Listed records:
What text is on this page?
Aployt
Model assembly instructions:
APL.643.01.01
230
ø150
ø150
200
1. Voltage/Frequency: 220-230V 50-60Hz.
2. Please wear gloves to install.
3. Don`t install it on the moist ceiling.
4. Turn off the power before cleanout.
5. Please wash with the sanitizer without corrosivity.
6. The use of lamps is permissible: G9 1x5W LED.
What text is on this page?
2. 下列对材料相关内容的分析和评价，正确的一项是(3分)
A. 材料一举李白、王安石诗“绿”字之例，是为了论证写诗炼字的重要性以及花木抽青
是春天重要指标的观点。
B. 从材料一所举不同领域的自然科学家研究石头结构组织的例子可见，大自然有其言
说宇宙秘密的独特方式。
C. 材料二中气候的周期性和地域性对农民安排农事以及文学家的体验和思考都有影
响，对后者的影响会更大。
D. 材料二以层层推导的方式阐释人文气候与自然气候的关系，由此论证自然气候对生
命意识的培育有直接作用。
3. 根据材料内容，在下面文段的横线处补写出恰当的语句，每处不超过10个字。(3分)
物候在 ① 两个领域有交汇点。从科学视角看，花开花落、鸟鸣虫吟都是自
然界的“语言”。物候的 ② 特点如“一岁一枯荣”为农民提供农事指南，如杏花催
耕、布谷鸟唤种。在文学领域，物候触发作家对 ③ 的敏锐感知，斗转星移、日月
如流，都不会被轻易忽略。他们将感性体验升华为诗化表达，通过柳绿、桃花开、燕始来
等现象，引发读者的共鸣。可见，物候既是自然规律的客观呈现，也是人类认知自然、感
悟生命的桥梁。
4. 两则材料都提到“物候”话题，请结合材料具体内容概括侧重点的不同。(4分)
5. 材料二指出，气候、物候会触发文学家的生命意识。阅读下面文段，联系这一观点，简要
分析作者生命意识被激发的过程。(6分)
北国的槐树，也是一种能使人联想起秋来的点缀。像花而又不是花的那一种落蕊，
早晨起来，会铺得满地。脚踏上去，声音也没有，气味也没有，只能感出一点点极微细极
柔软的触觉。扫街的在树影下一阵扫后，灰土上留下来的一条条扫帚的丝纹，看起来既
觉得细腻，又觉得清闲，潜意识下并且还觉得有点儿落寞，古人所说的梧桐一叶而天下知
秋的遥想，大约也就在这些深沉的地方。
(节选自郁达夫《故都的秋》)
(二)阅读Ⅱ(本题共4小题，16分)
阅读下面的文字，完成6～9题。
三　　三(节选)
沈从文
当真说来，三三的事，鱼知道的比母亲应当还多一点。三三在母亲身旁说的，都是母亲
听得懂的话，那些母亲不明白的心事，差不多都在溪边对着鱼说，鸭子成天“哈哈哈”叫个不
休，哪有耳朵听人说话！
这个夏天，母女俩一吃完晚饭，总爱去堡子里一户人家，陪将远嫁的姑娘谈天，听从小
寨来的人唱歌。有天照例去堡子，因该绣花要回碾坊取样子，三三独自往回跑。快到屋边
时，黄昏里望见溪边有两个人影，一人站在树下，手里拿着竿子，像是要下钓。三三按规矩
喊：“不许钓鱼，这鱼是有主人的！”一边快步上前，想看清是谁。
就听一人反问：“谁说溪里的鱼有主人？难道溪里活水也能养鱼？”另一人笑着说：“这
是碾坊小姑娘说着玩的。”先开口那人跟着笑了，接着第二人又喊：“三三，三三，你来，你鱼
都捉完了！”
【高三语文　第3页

Exercise prompt: Read the data above. Pull out each line in which the string "Please" appears.

Completed exercise:
2. Please wear gloves to install.
5. Please wash with the sanitizer without corrosivity.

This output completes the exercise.